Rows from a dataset
** START **

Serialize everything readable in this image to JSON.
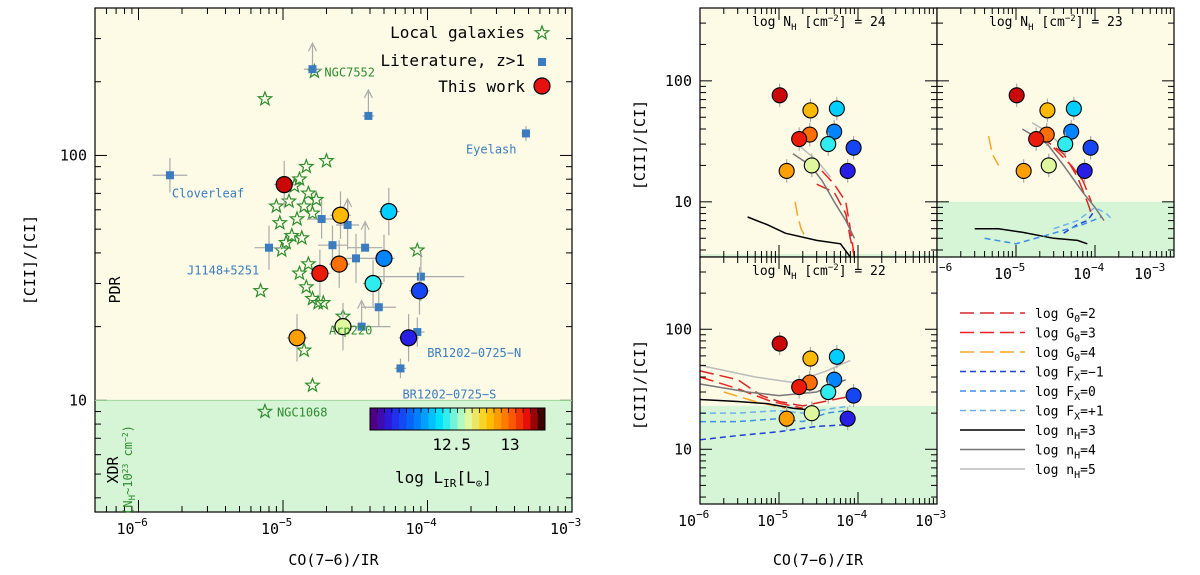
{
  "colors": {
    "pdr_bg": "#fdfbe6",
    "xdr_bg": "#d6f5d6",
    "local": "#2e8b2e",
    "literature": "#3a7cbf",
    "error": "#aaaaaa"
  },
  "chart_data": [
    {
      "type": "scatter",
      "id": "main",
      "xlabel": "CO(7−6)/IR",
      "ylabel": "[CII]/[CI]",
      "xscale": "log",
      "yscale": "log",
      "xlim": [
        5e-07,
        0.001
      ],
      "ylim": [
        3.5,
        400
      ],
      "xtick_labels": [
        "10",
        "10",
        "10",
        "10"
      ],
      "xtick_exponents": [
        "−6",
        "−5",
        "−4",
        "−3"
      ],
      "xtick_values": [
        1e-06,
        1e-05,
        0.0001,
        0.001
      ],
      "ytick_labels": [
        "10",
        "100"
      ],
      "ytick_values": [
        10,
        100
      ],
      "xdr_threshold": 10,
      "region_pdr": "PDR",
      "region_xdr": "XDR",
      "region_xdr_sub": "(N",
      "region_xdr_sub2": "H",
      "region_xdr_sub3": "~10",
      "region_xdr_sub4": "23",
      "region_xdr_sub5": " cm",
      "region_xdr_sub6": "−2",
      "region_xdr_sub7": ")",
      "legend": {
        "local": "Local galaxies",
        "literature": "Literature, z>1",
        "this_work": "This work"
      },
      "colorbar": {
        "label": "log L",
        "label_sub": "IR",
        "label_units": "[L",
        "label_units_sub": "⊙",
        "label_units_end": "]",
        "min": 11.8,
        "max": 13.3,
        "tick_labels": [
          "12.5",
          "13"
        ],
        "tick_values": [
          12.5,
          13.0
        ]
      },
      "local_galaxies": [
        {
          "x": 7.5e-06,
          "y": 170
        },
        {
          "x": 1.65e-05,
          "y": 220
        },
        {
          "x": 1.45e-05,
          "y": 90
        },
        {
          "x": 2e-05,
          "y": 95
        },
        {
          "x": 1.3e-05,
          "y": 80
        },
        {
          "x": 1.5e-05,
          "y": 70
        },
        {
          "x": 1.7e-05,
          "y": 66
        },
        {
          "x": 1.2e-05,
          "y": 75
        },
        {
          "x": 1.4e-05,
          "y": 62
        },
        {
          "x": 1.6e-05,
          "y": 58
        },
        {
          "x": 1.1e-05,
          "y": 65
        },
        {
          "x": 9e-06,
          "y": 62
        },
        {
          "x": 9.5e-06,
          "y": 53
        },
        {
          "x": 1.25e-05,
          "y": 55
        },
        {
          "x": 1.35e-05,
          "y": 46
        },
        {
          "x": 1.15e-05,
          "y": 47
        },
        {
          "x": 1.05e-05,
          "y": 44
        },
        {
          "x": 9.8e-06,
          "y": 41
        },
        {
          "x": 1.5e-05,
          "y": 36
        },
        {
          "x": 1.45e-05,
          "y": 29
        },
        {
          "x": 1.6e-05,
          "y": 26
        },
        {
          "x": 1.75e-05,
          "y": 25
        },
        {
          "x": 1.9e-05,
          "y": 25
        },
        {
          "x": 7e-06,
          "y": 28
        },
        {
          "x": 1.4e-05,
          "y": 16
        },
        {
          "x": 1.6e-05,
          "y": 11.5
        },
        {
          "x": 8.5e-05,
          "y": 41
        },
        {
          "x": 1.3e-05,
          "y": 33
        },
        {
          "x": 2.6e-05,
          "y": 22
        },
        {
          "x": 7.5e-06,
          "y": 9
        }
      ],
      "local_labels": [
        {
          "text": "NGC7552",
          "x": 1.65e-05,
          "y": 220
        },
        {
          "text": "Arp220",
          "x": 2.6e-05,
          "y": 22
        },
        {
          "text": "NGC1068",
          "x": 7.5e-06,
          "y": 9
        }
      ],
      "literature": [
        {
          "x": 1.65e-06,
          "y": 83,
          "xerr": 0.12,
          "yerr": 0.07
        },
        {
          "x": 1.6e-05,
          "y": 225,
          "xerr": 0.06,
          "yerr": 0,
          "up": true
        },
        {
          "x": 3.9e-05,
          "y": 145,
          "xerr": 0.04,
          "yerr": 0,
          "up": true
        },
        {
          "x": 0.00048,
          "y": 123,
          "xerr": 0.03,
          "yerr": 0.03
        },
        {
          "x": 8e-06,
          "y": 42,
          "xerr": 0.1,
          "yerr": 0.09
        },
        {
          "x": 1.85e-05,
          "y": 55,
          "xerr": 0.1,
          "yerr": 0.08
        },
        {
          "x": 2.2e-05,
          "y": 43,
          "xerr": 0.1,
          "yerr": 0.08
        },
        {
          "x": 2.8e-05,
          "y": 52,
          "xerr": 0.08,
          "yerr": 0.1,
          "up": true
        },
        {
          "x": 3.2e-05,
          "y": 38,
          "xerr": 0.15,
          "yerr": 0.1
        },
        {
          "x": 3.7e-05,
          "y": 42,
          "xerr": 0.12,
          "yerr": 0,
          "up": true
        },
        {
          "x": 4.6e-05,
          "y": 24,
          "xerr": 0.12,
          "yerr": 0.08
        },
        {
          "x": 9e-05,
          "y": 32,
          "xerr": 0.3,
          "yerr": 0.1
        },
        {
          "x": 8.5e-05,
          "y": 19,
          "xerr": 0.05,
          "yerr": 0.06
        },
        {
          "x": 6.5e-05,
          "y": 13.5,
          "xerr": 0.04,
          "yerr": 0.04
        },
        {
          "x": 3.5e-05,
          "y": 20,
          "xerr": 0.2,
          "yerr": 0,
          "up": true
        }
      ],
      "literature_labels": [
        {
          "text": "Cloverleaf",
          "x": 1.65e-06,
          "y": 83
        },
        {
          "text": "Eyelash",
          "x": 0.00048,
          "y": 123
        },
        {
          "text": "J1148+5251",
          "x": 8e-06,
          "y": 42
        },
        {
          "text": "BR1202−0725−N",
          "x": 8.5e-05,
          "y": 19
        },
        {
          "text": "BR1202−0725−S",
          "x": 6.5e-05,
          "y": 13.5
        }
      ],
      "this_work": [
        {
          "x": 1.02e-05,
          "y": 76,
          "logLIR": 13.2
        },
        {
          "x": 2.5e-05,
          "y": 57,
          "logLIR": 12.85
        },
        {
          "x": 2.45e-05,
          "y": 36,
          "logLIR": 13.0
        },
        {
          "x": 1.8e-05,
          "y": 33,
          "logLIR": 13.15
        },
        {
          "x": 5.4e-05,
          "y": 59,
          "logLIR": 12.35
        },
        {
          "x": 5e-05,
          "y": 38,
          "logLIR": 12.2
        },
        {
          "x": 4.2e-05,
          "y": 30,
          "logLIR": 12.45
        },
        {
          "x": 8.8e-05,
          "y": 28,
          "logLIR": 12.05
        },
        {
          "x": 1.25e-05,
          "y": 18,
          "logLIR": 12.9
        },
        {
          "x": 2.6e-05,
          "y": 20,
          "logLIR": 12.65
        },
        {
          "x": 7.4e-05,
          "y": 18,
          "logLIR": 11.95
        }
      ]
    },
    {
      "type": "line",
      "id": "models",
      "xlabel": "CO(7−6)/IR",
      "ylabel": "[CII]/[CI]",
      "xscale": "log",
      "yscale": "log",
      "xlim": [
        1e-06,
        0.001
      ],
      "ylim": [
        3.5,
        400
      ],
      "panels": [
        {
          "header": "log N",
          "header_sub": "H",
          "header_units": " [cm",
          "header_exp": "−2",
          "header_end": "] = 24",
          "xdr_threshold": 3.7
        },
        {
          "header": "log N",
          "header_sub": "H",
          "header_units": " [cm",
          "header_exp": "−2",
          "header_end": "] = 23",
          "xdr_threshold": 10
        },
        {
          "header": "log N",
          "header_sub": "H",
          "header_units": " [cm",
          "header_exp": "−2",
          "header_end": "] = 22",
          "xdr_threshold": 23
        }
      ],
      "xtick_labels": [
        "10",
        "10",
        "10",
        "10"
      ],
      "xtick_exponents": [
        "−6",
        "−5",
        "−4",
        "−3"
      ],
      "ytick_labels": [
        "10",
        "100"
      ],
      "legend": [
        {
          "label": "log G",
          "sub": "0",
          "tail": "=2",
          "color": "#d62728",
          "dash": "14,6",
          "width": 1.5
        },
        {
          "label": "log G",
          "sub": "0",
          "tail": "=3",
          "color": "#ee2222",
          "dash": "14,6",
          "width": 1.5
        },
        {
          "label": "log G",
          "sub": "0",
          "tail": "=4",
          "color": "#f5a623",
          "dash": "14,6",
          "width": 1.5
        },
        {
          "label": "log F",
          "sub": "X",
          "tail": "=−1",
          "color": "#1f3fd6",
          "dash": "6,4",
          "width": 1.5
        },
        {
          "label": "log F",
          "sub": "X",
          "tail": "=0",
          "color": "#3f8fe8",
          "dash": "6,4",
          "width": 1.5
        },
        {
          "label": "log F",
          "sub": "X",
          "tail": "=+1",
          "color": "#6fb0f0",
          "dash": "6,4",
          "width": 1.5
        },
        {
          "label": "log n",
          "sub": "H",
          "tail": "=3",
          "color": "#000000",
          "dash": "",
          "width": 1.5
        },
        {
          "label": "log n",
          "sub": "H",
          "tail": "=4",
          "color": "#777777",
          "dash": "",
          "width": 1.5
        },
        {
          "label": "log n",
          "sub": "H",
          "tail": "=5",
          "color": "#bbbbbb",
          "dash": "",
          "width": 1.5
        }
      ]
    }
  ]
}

** END **

To be done.
Search the lines above for the string "tail", then show every one that has it.

Solution for this exercise.
          "tail": "=2",
          "tail": "=3",
          "tail": "=4",
          "tail": "=−1",
          "tail": "=0",
          "tail": "=+1",
          "tail": "=3",
          "tail": "=4",
          "tail": "=5",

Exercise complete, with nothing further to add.